WHAT YOU WILL DO:
Find every line below that contains the word "JSON" and copy it out.

TASK INPUT:

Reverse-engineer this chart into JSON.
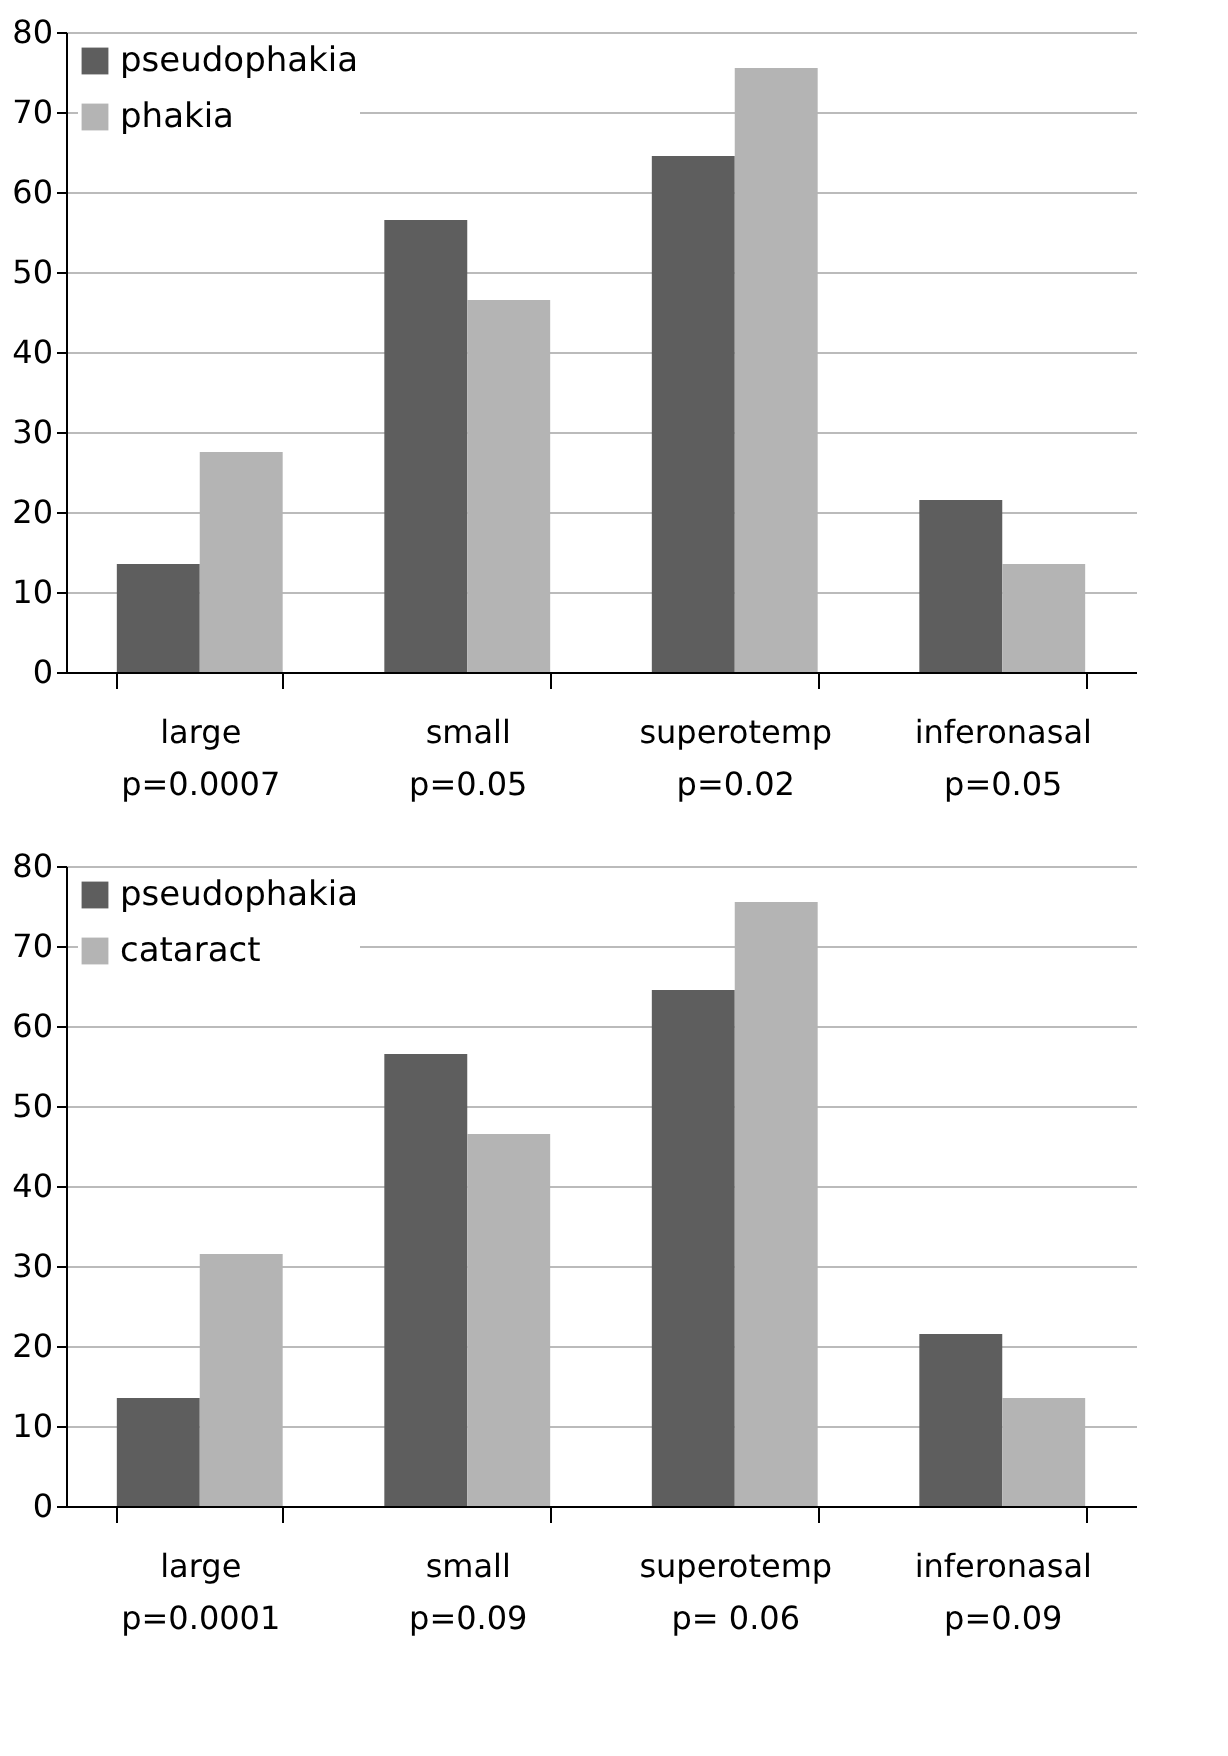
{
  "chart_data": [
    {
      "type": "bar",
      "categories": [
        "large\np=0.0007",
        "small\np=0.05",
        "superotemp\np=0.02",
        "inferonasal\np=0.05"
      ],
      "series": [
        {
          "name": "pseudophakia",
          "color": "#5e5e5e",
          "values": [
            13.5,
            56.5,
            64.5,
            21.5
          ]
        },
        {
          "name": "phakia",
          "color": "#b4b4b4",
          "values": [
            27.5,
            46.5,
            75.5,
            13.5
          ]
        }
      ],
      "ylim": [
        0,
        80
      ],
      "yticks": [
        0,
        10,
        20,
        30,
        40,
        50,
        60,
        70,
        80
      ],
      "grid": "y",
      "legend": "top left"
    },
    {
      "type": "bar",
      "categories": [
        "large\np=0.0001",
        "small\np=0.09",
        "superotemp\np= 0.06",
        "inferonasal\np=0.09"
      ],
      "series": [
        {
          "name": "pseudophakia",
          "color": "#5e5e5e",
          "values": [
            13.5,
            56.5,
            64.5,
            21.5
          ]
        },
        {
          "name": "cataract",
          "color": "#b4b4b4",
          "values": [
            31.5,
            46.5,
            75.5,
            13.5
          ]
        }
      ],
      "ylim": [
        0,
        80
      ],
      "yticks": [
        0,
        10,
        20,
        30,
        40,
        50,
        60,
        70,
        80
      ],
      "grid": "y",
      "legend": "top left"
    }
  ]
}
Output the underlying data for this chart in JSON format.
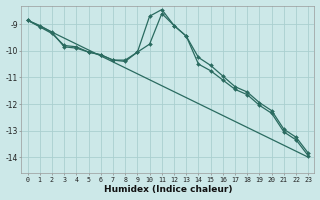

RESPONSE:
Reverse-engineer this chart into JSON.
Output the underlying data for this chart in JSON format.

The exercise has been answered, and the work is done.